§ Entries supplied
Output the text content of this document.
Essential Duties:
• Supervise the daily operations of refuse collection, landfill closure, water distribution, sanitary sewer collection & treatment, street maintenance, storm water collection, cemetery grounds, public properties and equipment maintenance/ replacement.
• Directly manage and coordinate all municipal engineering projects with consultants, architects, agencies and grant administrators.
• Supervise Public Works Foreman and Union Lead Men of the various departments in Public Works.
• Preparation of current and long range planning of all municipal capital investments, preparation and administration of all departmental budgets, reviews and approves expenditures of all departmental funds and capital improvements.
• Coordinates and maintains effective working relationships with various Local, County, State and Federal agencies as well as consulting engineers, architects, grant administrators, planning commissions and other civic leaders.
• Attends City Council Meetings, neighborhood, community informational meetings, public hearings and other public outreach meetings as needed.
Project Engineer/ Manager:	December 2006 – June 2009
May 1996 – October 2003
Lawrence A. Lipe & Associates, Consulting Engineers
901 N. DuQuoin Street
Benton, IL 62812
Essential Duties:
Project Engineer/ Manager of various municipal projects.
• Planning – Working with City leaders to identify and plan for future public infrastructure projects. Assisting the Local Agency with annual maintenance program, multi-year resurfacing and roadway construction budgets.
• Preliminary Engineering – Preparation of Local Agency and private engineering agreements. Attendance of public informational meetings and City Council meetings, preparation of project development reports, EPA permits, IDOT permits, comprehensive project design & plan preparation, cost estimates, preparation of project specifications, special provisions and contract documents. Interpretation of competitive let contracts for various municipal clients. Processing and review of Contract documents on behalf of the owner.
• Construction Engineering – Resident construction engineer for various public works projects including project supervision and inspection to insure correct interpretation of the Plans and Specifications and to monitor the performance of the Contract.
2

§ Written problem
Pull out each line containing the word "Council" and copy it.

§ Written answer
• Attends City Council Meetings, neighborhood, community informational meetings, public hearings and other public outreach meetings as needed.
• Preliminary Engineering – Preparation of Local Agency and private engineering agreements. Attendance of public informational meetings and City Council meetings, preparation of project development reports, EPA permits, IDOT permits, comprehensive project design & plan preparation, cost estimates, preparation of project specifications, special provisions and contract documents. Interpretation of competitive let contracts for various municipal clients. Processing and review of Contract documents on behalf of the owner.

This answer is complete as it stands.